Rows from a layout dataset
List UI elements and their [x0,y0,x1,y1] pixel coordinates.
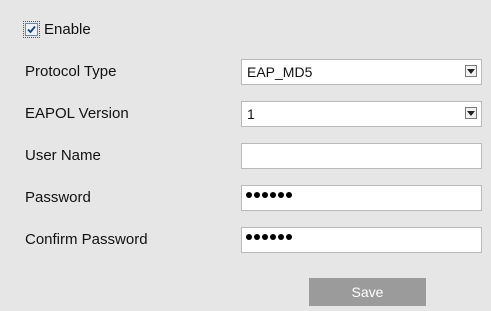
dropdown-arrow[interactable] [465,107,477,119]
user-name-input[interactable] [241,143,482,169]
password-dot [270,192,276,198]
password-dot [246,192,252,198]
confirm-password-label: Confirm Password [25,231,148,248]
confirm-password-input[interactable] [241,227,482,253]
password-dot [246,234,252,240]
check-icon [27,25,36,34]
eapol-version-label: EAPOL Version [25,105,129,122]
password-dot [278,192,284,198]
eapol-version-select[interactable]: 1 [241,101,482,127]
password-dot [254,234,260,240]
password-mask [246,192,292,198]
chevron-down-icon [467,69,475,74]
save-button[interactable]: Save [309,278,426,306]
password-dot [286,192,292,198]
confirm-password-mask [246,234,292,240]
password-dot [262,192,268,198]
protocol-type-select[interactable]: EAP_MD5 [241,59,482,85]
user-name-label: User Name [25,147,101,164]
protocol-type-value: EAP_MD5 [247,64,313,80]
enable-label: Enable [44,21,91,38]
chevron-down-icon [467,111,475,116]
dropdown-arrow[interactable] [465,65,477,77]
eapol-version-value: 1 [247,106,255,122]
password-dot [278,234,284,240]
password-label: Password [25,189,91,206]
enable-checkbox-row[interactable]: Enable [23,21,91,38]
password-dot [286,234,292,240]
password-input[interactable] [241,185,482,211]
enable-checkbox[interactable] [23,21,40,38]
password-dot [254,192,260,198]
password-dot [270,234,276,240]
protocol-type-label: Protocol Type [25,63,117,80]
password-dot [262,234,268,240]
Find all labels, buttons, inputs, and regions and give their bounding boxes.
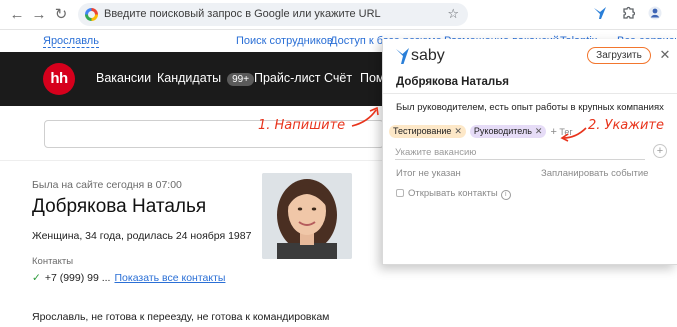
tag-label: Тестирование — [393, 126, 452, 137]
tag-list: Тестирование ✕ Руководитель ✕ + Тег — [389, 123, 573, 139]
nav-vacancies[interactable]: Вакансии — [96, 71, 151, 85]
extensions-puzzle-icon[interactable] — [620, 6, 636, 22]
remove-tag-icon[interactable]: ✕ — [454, 126, 462, 136]
comment-field[interactable]: Был руководителем, есть опыт работы в кр… — [396, 102, 664, 113]
close-icon[interactable]: ✕ — [659, 47, 671, 63]
saby-logo-text: saby — [411, 47, 445, 64]
annotation-specify: 2. Укажите — [588, 118, 665, 133]
hh-header: hh Вакансии Кандидаты 99+ Прайс-лист Счёт… — [0, 52, 385, 106]
check-icon: ✓ — [32, 272, 41, 284]
profile-avatar-icon[interactable] — [647, 6, 663, 22]
address-placeholder: Введите поисковый запрос в Google или ук… — [104, 8, 381, 20]
nav-account[interactable]: Счёт — [324, 71, 352, 85]
candidate-photo — [262, 173, 352, 259]
candidate-info: Женщина, 34 года, родилась 24 ноября 198… — [32, 230, 252, 242]
tag-label: Руководитель — [473, 126, 532, 137]
add-vacancy-plus-icon[interactable]: + — [653, 144, 667, 158]
nav-price-list[interactable]: Прайс-лист — [254, 71, 321, 85]
arrow-to-comment-head — [369, 106, 379, 116]
checkbox-icon[interactable] — [396, 189, 404, 197]
result-selector[interactable]: Итог не указан — [396, 168, 461, 179]
nav-help[interactable]: Пом — [360, 71, 385, 85]
google-icon — [85, 8, 98, 21]
hh-logo[interactable]: hh — [43, 63, 75, 95]
last-seen-text: Была на сайте сегодня в 07:00 — [32, 179, 182, 191]
region-link[interactable]: Ярославль — [43, 35, 99, 48]
upload-button[interactable]: Загрузить — [587, 47, 651, 64]
plus-icon: + — [550, 125, 557, 138]
open-contacts-label: Открывать контакты — [408, 188, 498, 199]
candidate-name: Добрякова Наталья — [32, 196, 207, 217]
info-icon[interactable]: i — [500, 190, 511, 200]
popup-candidate-name: Добрякова Наталья — [396, 76, 509, 88]
show-contacts-link[interactable]: Показать все контакты — [114, 272, 225, 284]
phone-row: ✓ +7 (999) 99 ... Показать все контакты — [32, 272, 225, 284]
reload-icon[interactable]: ↻ — [52, 6, 70, 24]
candidates-count-badge: 99+ — [227, 73, 255, 86]
forward-arrow-icon[interactable]: → — [30, 6, 48, 24]
open-contacts-checkbox[interactable]: Открывать контакты i — [396, 188, 511, 200]
tag-testing[interactable]: Тестирование ✕ — [389, 125, 466, 139]
browser-toolbar: ← → ↻ Введите поисковый запрос в Google … — [0, 0, 677, 30]
saby-popup: saby Загрузить ✕ Добрякова Наталья Был р… — [382, 39, 677, 265]
nav-candidates-label: Кандидаты — [157, 71, 222, 85]
vacancy-input[interactable] — [395, 146, 645, 160]
address-bar[interactable]: Введите поисковый запрос в Google или ук… — [78, 3, 468, 26]
phone-number: +7 (999) 99 ... — [44, 272, 111, 284]
relocation-text: Ярославль, не готова к переезду, не гото… — [32, 311, 330, 323]
tag-manager[interactable]: Руководитель ✕ — [469, 125, 547, 139]
annotation-write: 1. Напишите — [258, 118, 346, 133]
schedule-event-button[interactable]: Запланировать событие — [541, 168, 648, 179]
popup-divider — [383, 93, 677, 94]
top-link-employee-search[interactable]: Поиск сотрудников — [236, 35, 333, 47]
saby-extension-icon[interactable] — [592, 6, 608, 22]
remove-tag-icon[interactable]: ✕ — [535, 126, 543, 136]
nav-candidates[interactable]: Кандидаты 99+ — [157, 71, 255, 86]
add-tag-label: Тег — [559, 126, 573, 137]
back-arrow-icon[interactable]: ← — [8, 6, 26, 24]
add-tag-button[interactable]: + Тег — [550, 126, 572, 138]
saby-logo: saby — [396, 47, 445, 65]
contacts-heading: Контакты — [32, 256, 74, 267]
saby-logo-icon — [396, 47, 409, 64]
bookmark-star-icon[interactable]: ☆ — [447, 6, 459, 22]
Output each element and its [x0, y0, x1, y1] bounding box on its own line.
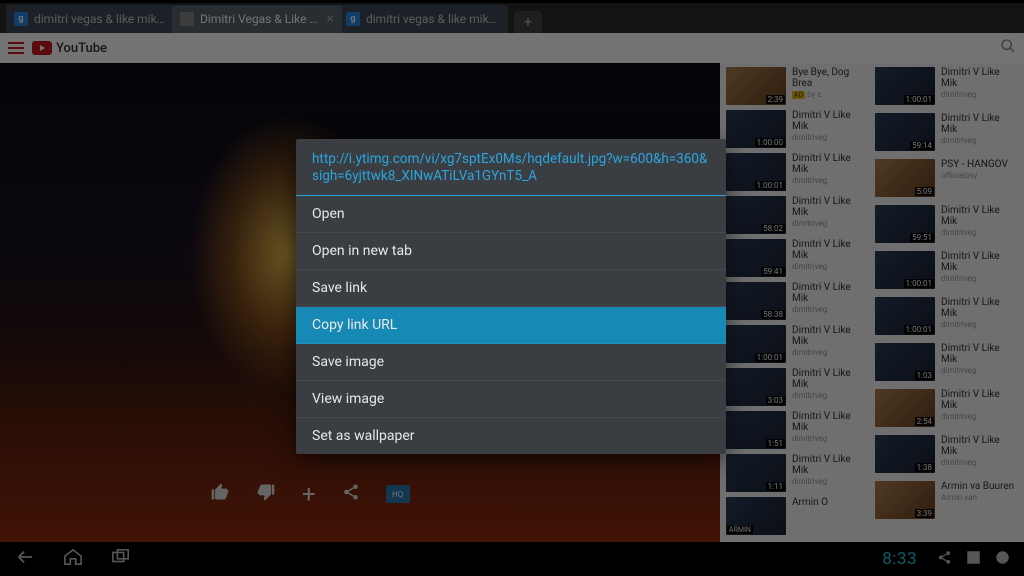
context-menu-item[interactable]: View image — [296, 381, 726, 418]
context-menu: http://i.ytimg.com/vi/xg7sptEx0Ms/hqdefa… — [296, 139, 726, 454]
context-menu-item[interactable]: Open — [296, 196, 726, 233]
context-menu-item[interactable]: Save link — [296, 270, 726, 307]
context-menu-item[interactable]: Set as wallpaper — [296, 418, 726, 454]
context-menu-item[interactable]: Open in new tab — [296, 233, 726, 270]
context-menu-item[interactable]: Copy link URL — [296, 307, 726, 344]
context-menu-url: http://i.ytimg.com/vi/xg7sptEx0Ms/hqdefa… — [296, 139, 726, 196]
context-menu-item[interactable]: Save image — [296, 344, 726, 381]
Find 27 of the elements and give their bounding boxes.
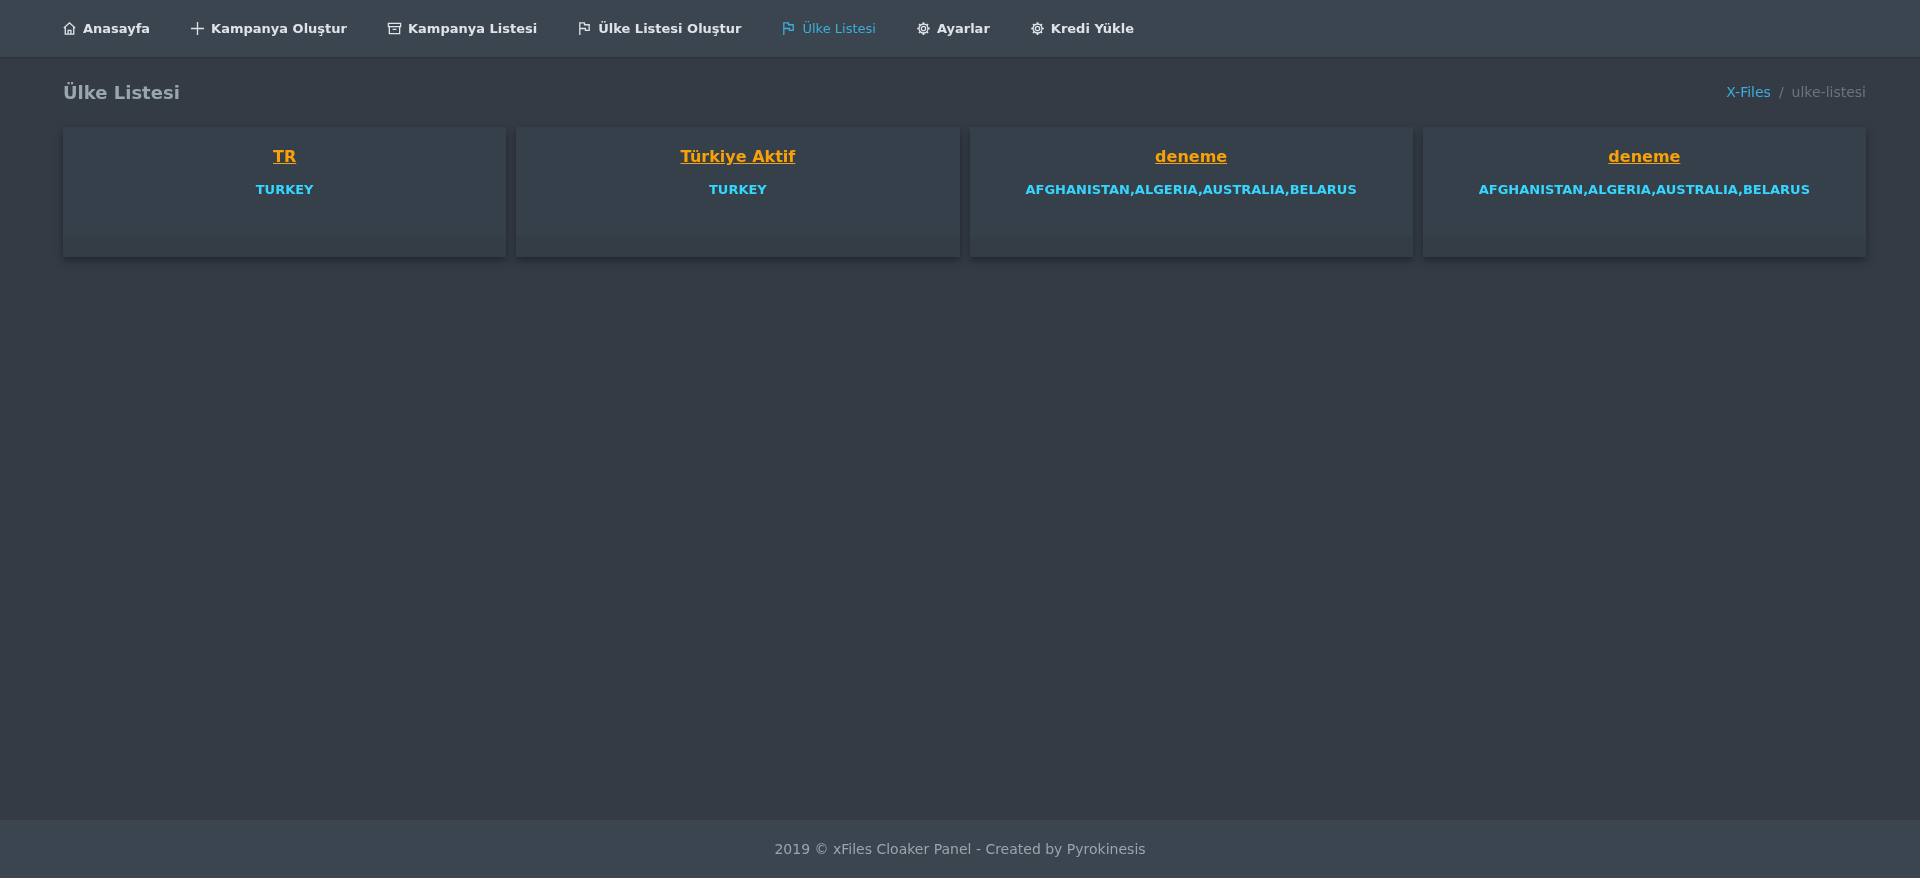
- page-title: Ülke Listesi: [63, 81, 180, 103]
- nav-item[interactable]: Kampanya Listesi: [387, 21, 538, 36]
- country-names: AFGHANISTAN,ALGERIA,AUSTRALIA,BELARUS: [1478, 182, 1810, 197]
- nav-item[interactable]: Ülke Listesi Oluştur: [577, 21, 742, 36]
- card-title-link[interactable]: TR: [273, 147, 297, 166]
- breadcrumb-link[interactable]: X-Files: [1726, 84, 1771, 100]
- country-names: AFGHANISTAN,ALGERIA,AUSTRALIA,BELARUS: [1025, 182, 1357, 197]
- footer-text: 2019 © xFiles Cloaker Panel - Created by Pyrokinesis: [774, 841, 1146, 857]
- nav-item[interactable]: Ülke Listesi: [781, 21, 876, 36]
- card-title-link[interactable]: deneme: [1155, 147, 1228, 166]
- nav-item[interactable]: Kampanya Oluştur: [190, 21, 347, 36]
- nav-item[interactable]: Ayarlar: [915, 21, 990, 36]
- card-title-link[interactable]: deneme: [1608, 147, 1681, 166]
- flag-icon: [781, 21, 797, 36]
- card-title-link[interactable]: Türkiye Aktif: [680, 147, 796, 166]
- nav-item[interactable]: Kredi Yükle: [1029, 21, 1135, 36]
- flag-icon: [577, 21, 593, 36]
- home-icon: [62, 21, 77, 36]
- country-names: TURKEY: [255, 182, 314, 197]
- settings-icon: [915, 21, 931, 36]
- settings-icon: [1029, 21, 1045, 36]
- country-names: TURKEY: [708, 182, 767, 197]
- archive-icon: [387, 21, 402, 36]
- breadcrumb-current: ulke-listesi: [1791, 84, 1866, 100]
- plus-icon: [190, 21, 206, 36]
- nav-item[interactable]: Anasayfa: [62, 21, 151, 36]
- breadcrumb-separator: /: [1778, 84, 1784, 100]
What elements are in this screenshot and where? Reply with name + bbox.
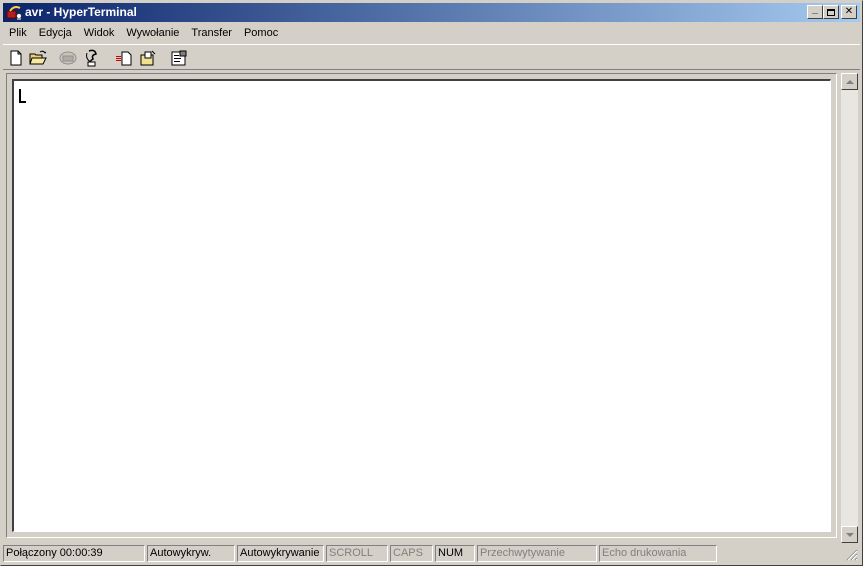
toolbar [3,44,860,70]
close-button[interactable]: ✕ [841,5,857,19]
window-title: avr - HyperTerminal [25,5,137,19]
status-echo: Echo drukowania [599,545,717,562]
send-file-icon [116,51,132,65]
new-connection-button[interactable] [5,47,27,68]
status-autodetect: Autowykrywanie [237,545,324,562]
status-autodetect-short: Autowykryw. [147,545,235,562]
open-button[interactable] [27,47,49,68]
receive-button[interactable] [137,47,159,68]
send-button[interactable] [113,47,135,68]
disconnect-button[interactable] [81,47,103,68]
terminal-cursor [19,89,26,103]
menu-wywolanie[interactable]: Wywołanie [120,23,185,43]
status-caps: CAPS [390,545,433,562]
status-num: NUM [435,545,475,562]
menu-pomoc[interactable]: Pomoc [238,23,284,43]
resize-grip-icon[interactable] [846,549,858,561]
scroll-up-button[interactable] [841,73,858,90]
arrow-down-icon [845,532,854,537]
maximize-button[interactable] [823,5,839,19]
open-folder-icon [29,50,47,64]
menu-transfer[interactable]: Transfer [185,23,238,43]
title-buttons: _ ✕ [807,5,857,19]
properties-button[interactable] [168,47,190,68]
hyperterminal-app-icon[interactable] [6,5,22,21]
status-connection: Połączony 00:00:39 [3,545,145,562]
menu-plik[interactable]: Plik [3,23,33,43]
phone-icon [59,51,77,64]
properties-icon [171,50,187,65]
scroll-down-button[interactable] [841,526,858,543]
menu-edycja[interactable]: Edycja [33,23,78,43]
status-scroll: SCROLL [326,545,388,562]
terminal-frame [6,73,837,538]
close-icon: ✕ [844,6,854,17]
menu-bar: Plik Edycja Widok Wywołanie Transfer Pom… [3,23,284,43]
status-capture: Przechwytywanie [477,545,597,562]
hyperterminal-window: avr - HyperTerminal _ ✕ Plik Edycja Wido… [0,0,863,566]
call-button[interactable] [57,47,79,68]
new-document-icon [10,50,22,65]
disconnect-icon [86,49,97,66]
menu-widok[interactable]: Widok [78,23,121,43]
title-bar[interactable]: avr - HyperTerminal _ ✕ [3,3,860,22]
minimize-icon: _ [812,4,818,15]
terminal-screen[interactable] [12,79,831,532]
vertical-scrollbar[interactable] [841,73,858,543]
status-bar: Połączony 00:00:39 Autowykryw. Autowykry… [3,544,860,563]
minimize-button[interactable]: _ [807,5,823,19]
maximize-icon [827,8,835,16]
arrow-up-icon [845,79,854,84]
receive-file-icon [140,50,156,65]
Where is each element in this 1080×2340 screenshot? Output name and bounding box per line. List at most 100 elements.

Exercise details »
Copy out the stretch of lines above, from the line containing "- page-title: Ülke" through the line containing "- flag-icon: [781, 21, 797, 36]", with both of those lines included and nothing changed.

Task answer »
- page-title: Ülke Listesi: [63, 81, 180, 103]
- nav-item[interactable]: Kampanya Listesi: [387, 21, 538, 36]
- country-names: AFGHANISTAN,ALGERIA,AUSTRALIA,BELARUS: [1478, 182, 1810, 197]
- nav-item[interactable]: Ülke Listesi Oluştur: [577, 21, 742, 36]
- card-title-link[interactable]: TR: [273, 147, 297, 166]
- breadcrumb-link[interactable]: X-Files: [1726, 84, 1771, 100]
- country-names: AFGHANISTAN,ALGERIA,AUSTRALIA,BELARUS: [1025, 182, 1357, 197]
- footer-text: 2019 © xFiles Cloaker Panel - Created by Pyrokinesis: [774, 841, 1146, 857]
- nav-item[interactable]: Ülke Listesi: [781, 21, 876, 36]
- card-title-link[interactable]: deneme: [1155, 147, 1228, 166]
- nav-item[interactable]: Kampanya Oluştur: [190, 21, 347, 36]
- nav-item[interactable]: Ayarlar: [915, 21, 990, 36]
- card-title-link[interactable]: deneme: [1608, 147, 1681, 166]
- flag-icon: [781, 21, 797, 36]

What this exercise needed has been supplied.